Parts of the exercise:
1. Name every union or guild that the blog post about Player Piano mentions as currently on strike.
2. Carry the blog post about Player Piano forward, starting right after its final sentence.

Sunday, September 17, 2023

Did He Have A Crystsal Ball?

Hey you all know that I am a science fiction aficionado. I want you all to read a book by Kurt Vonnegut. Oh that got your attention… “Vonnegut.”

I want you to read the first book he ever wrote! He published it 1952 and it was about GE in Schenectady NY.

Right now we see the UAW, SAG, and WGA, one of the things all the strikes have in common is AI taking over their jobs.

The book that I want you to read is Player Piano, it is a huge book only 352 pages. Here is what Amazon says about the book…

“A funny, savage appraisal of a totally automated American society of the future.”—San Francisco Chronicle

Kurt Vonnegut’s first novel spins the chilling tale of engineer Paul Proteus, who must find a way to live in a world dominated by a supercomputer and run completely by machines. Paul’s rebellion is vintage Vonnegut—wildly funny, deadly serious, and terrifyingly close to reality.

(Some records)
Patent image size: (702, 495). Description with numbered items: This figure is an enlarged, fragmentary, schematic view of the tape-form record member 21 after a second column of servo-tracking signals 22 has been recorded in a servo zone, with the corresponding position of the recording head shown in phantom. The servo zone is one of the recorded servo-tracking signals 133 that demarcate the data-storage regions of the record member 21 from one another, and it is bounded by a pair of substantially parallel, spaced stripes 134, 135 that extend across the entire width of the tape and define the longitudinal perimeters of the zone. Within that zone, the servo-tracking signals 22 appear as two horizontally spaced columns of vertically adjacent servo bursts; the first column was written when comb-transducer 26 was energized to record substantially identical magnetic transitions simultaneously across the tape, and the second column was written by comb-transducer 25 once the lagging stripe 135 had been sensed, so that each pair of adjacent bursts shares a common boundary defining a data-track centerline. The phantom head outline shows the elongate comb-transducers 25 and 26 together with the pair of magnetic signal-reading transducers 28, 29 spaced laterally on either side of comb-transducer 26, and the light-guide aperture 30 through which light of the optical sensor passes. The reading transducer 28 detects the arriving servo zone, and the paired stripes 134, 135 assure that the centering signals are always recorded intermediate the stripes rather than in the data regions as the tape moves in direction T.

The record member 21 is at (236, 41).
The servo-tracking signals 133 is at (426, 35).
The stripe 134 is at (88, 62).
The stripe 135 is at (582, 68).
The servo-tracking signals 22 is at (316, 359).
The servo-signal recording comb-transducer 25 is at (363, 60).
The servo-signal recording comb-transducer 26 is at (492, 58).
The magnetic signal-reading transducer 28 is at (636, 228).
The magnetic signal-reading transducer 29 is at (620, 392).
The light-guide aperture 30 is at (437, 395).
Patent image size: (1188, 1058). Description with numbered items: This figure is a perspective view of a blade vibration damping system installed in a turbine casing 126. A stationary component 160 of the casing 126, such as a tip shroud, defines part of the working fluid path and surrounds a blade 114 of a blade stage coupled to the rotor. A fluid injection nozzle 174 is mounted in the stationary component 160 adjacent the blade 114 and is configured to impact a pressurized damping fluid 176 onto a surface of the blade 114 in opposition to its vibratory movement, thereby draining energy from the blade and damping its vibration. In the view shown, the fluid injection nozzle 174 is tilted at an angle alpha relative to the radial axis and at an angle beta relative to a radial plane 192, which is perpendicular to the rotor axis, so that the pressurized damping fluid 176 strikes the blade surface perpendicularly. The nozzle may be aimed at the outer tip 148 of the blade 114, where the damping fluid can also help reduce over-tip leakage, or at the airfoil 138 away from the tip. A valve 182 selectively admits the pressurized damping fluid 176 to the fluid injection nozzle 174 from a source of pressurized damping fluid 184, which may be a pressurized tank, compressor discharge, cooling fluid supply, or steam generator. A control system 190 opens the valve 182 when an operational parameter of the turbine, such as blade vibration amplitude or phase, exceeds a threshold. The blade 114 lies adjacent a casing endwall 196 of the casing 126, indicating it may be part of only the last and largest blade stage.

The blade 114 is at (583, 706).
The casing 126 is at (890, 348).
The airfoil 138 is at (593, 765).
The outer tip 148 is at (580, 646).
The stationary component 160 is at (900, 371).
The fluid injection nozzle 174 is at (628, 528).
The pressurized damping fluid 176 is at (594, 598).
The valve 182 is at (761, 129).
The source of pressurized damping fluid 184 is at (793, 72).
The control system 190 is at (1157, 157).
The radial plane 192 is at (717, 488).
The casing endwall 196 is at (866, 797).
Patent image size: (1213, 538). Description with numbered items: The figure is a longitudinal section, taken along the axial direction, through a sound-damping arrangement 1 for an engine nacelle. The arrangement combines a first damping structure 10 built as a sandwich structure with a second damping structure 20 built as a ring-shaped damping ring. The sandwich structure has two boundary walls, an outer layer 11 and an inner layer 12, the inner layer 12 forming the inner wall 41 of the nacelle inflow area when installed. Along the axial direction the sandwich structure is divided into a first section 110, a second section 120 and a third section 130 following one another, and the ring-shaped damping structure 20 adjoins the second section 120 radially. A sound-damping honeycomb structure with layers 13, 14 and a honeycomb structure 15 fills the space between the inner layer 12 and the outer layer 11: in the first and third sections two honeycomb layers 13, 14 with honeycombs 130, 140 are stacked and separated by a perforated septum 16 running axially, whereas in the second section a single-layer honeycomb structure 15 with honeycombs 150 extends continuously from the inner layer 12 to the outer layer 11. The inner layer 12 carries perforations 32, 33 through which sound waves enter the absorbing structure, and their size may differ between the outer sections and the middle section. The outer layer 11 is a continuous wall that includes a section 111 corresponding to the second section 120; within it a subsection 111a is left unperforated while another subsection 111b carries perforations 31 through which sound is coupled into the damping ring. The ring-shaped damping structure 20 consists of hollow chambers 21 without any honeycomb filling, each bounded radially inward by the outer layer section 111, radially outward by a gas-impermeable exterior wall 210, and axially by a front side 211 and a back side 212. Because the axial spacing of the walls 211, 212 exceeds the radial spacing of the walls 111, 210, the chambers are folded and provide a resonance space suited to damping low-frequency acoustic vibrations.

Results of the exercise:
1. UAW, SAG, WGA

2.
Praise for Player Piano

“An exuberant, crackling style . . . Vonnegut is a black humorist, fantasist and satirist, a man disposed to deep and comic reflection on the human dilemma.”—Life

“His black logic . . . gives us something to laugh about and much to fear.”—The New York Times Book Review
What I find amazing is that he foretold the future because that is exactly what society is going through today loss of jobs due to automation. What gets me is back in 1949 Vonnegut imagine a future with automation taking away job. Wikipedia put it this way,
In a 1973 interview Vonnegut discussed his inspiration to write the book:

I was working for General Electric at the time, right after World War II, and I saw a milling machine for cutting the rotors on jet engines, gas turbines. This was a very expensive thing for a machinist to do, to cut what is essentially one of those Brâncuși forms. So they had a computer-operated milling machine built to cut the blades, and I was fascinated by that. This was in 1949 and the guys who were working on it were foreseeing all sorts of machines being run by little boxes and punched cards. Player Piano was my response to the implications of having everything run by little boxes. The idea of doing that, you know, made sense, perfect sense. To have a little clicking box make all the decisions wasn't a vicious thing to do. But it was too bad for the human beings who got their dignity from their jobs.

Will you need a PhD to find a job and everyone else is on the dole?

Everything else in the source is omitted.